[Figure collection entries]
*****

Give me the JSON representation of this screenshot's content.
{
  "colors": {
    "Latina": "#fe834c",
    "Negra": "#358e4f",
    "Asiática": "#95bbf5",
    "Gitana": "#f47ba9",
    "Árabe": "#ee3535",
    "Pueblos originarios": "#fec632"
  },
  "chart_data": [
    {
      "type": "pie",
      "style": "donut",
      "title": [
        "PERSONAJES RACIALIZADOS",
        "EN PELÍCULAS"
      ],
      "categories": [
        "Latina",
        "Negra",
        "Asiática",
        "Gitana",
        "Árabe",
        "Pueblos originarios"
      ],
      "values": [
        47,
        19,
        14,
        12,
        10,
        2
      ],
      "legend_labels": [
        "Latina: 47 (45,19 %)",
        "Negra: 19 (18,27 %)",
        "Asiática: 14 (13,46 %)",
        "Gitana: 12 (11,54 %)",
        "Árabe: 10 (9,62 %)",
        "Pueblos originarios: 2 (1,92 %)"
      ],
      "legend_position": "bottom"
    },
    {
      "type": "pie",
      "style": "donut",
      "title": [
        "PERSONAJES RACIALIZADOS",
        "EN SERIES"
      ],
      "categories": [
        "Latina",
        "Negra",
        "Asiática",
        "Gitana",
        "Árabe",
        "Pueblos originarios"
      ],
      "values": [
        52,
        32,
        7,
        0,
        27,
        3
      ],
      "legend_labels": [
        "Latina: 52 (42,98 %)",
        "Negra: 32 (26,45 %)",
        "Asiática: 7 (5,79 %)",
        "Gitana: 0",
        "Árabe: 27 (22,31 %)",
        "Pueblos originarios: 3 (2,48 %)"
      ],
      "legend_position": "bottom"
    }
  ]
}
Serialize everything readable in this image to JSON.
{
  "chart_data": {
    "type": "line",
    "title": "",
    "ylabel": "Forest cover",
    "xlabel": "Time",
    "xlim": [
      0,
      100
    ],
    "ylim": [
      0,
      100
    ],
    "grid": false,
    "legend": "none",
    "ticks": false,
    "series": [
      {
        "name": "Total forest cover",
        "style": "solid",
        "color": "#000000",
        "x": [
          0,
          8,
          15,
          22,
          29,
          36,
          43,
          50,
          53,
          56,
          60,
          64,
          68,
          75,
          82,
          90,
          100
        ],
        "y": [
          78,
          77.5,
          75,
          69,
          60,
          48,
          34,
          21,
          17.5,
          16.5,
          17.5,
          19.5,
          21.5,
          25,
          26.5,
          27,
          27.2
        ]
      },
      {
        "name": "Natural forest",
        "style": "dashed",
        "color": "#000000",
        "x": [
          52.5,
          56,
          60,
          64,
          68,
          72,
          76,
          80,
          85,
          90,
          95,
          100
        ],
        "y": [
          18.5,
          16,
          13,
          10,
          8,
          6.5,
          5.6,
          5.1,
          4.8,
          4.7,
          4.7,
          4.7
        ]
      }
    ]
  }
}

*****

> PROBLEM TO SOLVE
Look through the data and gather every line with the string "cover" in it.

> RESULT OF THE TASK
    "ylabel": "Forest cover",
        "name": "Total forest cover",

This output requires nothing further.